FRAGMENTO SELECCIONADO:

· · ·

En este sentido, se puede ver un guiño de Tarantino a la verdadera historia detrás de los Doce del patíbulo, ya que el personaje de Brad Pitt, o sea el líder de los Bastardos sin gloria, tiene el sobrenombre de “El Apache” y les pide a sus hombres que le quiten el cuero cabelludo a todas sus bajas enemigas.

El film de Aldrich originó algunas flojas secuelas producidas para la televisión, y es uno de los films de guerra más copiados de todos los tiempos. Sin embargo, y más allá de sus fuentes históricas ya mencionadas, su originalidad es discutible, ya que un film previo de bajo presupuesto, dirigido por Roger Corman, se le adelantó en el tema. Stewart Granger, Mickey Rooney, Ed Byrnes, Henry Silva y Raf Vallone eran algunos de miembros de la Invasión secreta (The Secret Invasion, 1964). Corman contó que supo de la historia real de un grupo comando que actuó contra los nazis en Dubrovnik, ex Yugoslavia (uno de los países que más duramente se opuso a la ocupación alemana), en el consultorio de un dentista, y que se interesó tanto en recrear aquellos hechos verídicos como para llevar la producción a las locaciones reales, algo difícil teniendo en cuenta que el despliegue de producción no era el fuerte de los astutos emprendimientos independientes del director de The Trip y El hombre con ojos de rayos X.

· · ·

(Entradas de datos guardadas)
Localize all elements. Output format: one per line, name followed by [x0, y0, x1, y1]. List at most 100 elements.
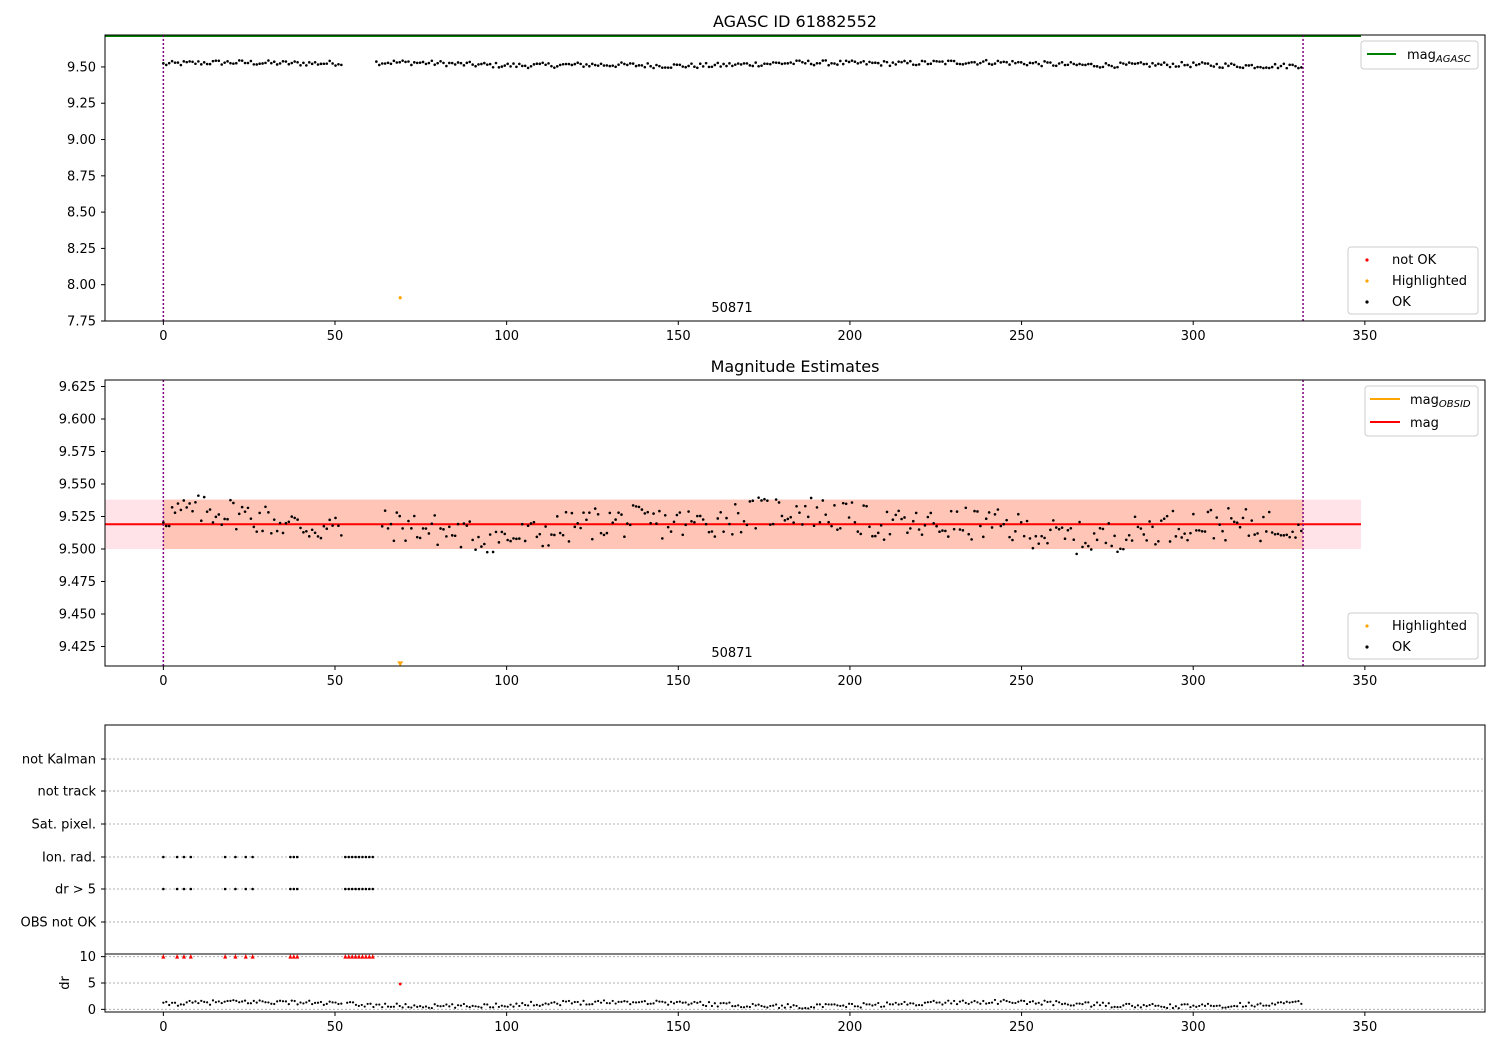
- ok-point: [725, 1002, 728, 1005]
- ok-point: [287, 62, 291, 66]
- ok-point: [1215, 1004, 1218, 1007]
- y-axis-label: dr: [58, 976, 73, 990]
- ok-point: [847, 1002, 851, 1005]
- legend-label: Highlighted: [1392, 274, 1467, 289]
- ok-point: [401, 59, 404, 62]
- ok-point: [731, 64, 734, 68]
- ok-point: [964, 1001, 967, 1004]
- ok-point: [906, 61, 909, 65]
- ok-point: [1203, 1004, 1207, 1007]
- dr-panel: 0 50 100 150 200 250 300 350 0 5 10 dr: [58, 950, 1486, 1035]
- ok-point: [165, 1000, 168, 1003]
- ok-point: [818, 1003, 821, 1006]
- ok-point: [202, 61, 206, 64]
- ok-point: [302, 1002, 305, 1005]
- ok-point: [643, 65, 647, 69]
- ok-point: [567, 540, 571, 543]
- x-tick-label: 50: [327, 1020, 344, 1035]
- ok-point: [996, 1002, 999, 1005]
- ok-point: [774, 498, 778, 501]
- ok-point: [278, 521, 282, 525]
- ok-point: [509, 65, 512, 68]
- ok-point: [792, 1004, 795, 1007]
- ok-point: [1098, 66, 1102, 69]
- agasc-magnitude-panel: AGASC ID 61882552 0 50 100 150 200 250 300 350 …: [67, 12, 1486, 344]
- ok-point: [240, 505, 244, 509]
- ok-point: [807, 1007, 810, 1010]
- ok-point: [281, 531, 285, 535]
- ok-point: [885, 1001, 889, 1004]
- ok-point: [938, 60, 941, 63]
- ok-point: [346, 1001, 349, 1004]
- ok-point: [1276, 532, 1280, 536]
- flag-point: [189, 855, 193, 859]
- ok-point: [952, 59, 956, 63]
- ok-point: [1119, 61, 1122, 64]
- ok-point: [801, 523, 804, 526]
- ok-point: [1212, 65, 1216, 68]
- ok-point: [897, 509, 900, 513]
- ok-point: [993, 62, 997, 65]
- ok-point: [1297, 999, 1300, 1003]
- ok-point: [698, 514, 702, 518]
- ok-point: [833, 1003, 836, 1006]
- ok-point: [197, 1001, 200, 1005]
- ok-point: [579, 526, 582, 530]
- ok-point: [1276, 1001, 1280, 1004]
- ok-point: [897, 60, 900, 63]
- capped-point: [370, 954, 375, 959]
- ok-point: [1113, 1005, 1116, 1008]
- ok-point: [307, 61, 311, 64]
- ok-point: [862, 504, 865, 507]
- ok-point: [1130, 62, 1134, 65]
- ok-point: [477, 535, 480, 539]
- ok-point: [1186, 63, 1189, 67]
- ok-point: [202, 495, 206, 499]
- ok-point: [667, 1003, 670, 1006]
- ok-point: [1297, 66, 1300, 70]
- ok-point: [766, 1006, 769, 1009]
- ok-point: [191, 509, 194, 513]
- ok-point: [179, 508, 183, 512]
- ok-point: [620, 513, 623, 516]
- ok-point: [293, 516, 296, 520]
- ok-point: [535, 1003, 538, 1006]
- ok-point: [1189, 65, 1192, 69]
- ok-point: [821, 59, 825, 62]
- ok-point: [1075, 63, 1078, 67]
- ok-point: [1221, 66, 1224, 69]
- ok-point: [841, 62, 845, 66]
- ok-point: [1028, 61, 1032, 65]
- capped-point: [360, 954, 365, 959]
- ok-point: [745, 1005, 749, 1008]
- ok-point: [419, 1005, 422, 1008]
- ok-point: [544, 63, 547, 67]
- flag-point: [162, 855, 165, 859]
- ok-point: [439, 59, 442, 63]
- ok-point: [1110, 64, 1113, 68]
- ok-point: [1017, 1000, 1020, 1003]
- ok-point: [237, 512, 241, 516]
- ok-point: [629, 1002, 632, 1006]
- ok-point: [824, 59, 828, 62]
- ok-point: [669, 1000, 673, 1003]
- ok-point: [707, 65, 711, 69]
- ok-point: [372, 1005, 375, 1009]
- ok-point: [360, 1003, 363, 1007]
- ok-point: [652, 1002, 655, 1005]
- highlighted-point: [398, 296, 402, 300]
- ok-point: [243, 61, 247, 65]
- ok-point: [1192, 1004, 1195, 1007]
- flag-point: [223, 855, 227, 859]
- ok-point: [681, 1001, 684, 1004]
- ok-point: [766, 499, 769, 502]
- capped-point: [346, 954, 351, 959]
- ok-point: [173, 61, 177, 64]
- ok-point: [675, 1000, 679, 1004]
- legend-subscript: AGASC: [1435, 54, 1471, 65]
- ok-point: [229, 999, 232, 1002]
- ok-point: [789, 515, 793, 519]
- ok-point: [798, 511, 801, 514]
- flag-point: [234, 855, 237, 859]
- ok-point: [258, 62, 261, 66]
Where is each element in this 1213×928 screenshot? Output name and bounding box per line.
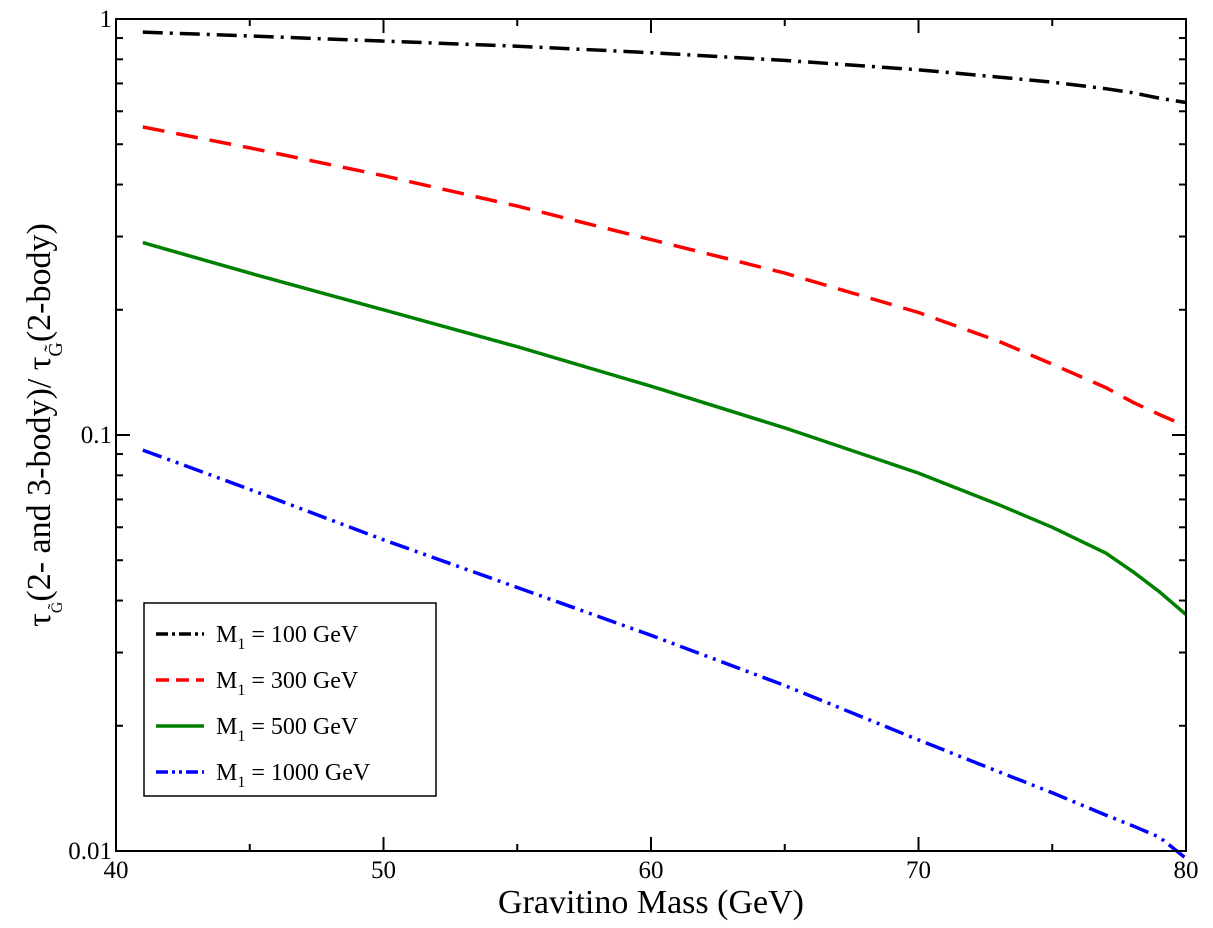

· · ·

TAREA PROPUESTA:
Prosigue el fragmento sobre Los doce del patíbulo y la película de Roger Corman a partir de su última oración. Los ítems no hacen falta para resolver esto.

RESPUESTA:
Más allá de que el film de Corman debería ser considerado el primer film auténticamente dedicado a estos grupos de comandos sucios, implacables, desalmados y tan malos como sus enemigos nazis –ésta sería una perfecta descripción de los energúmenos de Tarantino, que muelen con un bate de béisbol a sus enemigos, les cortan el cuero cabelludo a los cadáveres y, si los dejan vivos, les marcan una cruz esvástica en la frente con un cuchillo–, las fuentes se pueden remontar incluso hasta los films realizados durante el transcurso de la Segunda Guerra Mundial, como el semiolvidado Gung Ho: The Story of Carlson’s Makin Island Raiders (Ray Enright, 1943) con Randolph Scott y un joven Robert Mitchum matando japoneses a diestra y siniestra luego de un entrenamiento diseñado para convertir seres humanos en bestias de combate.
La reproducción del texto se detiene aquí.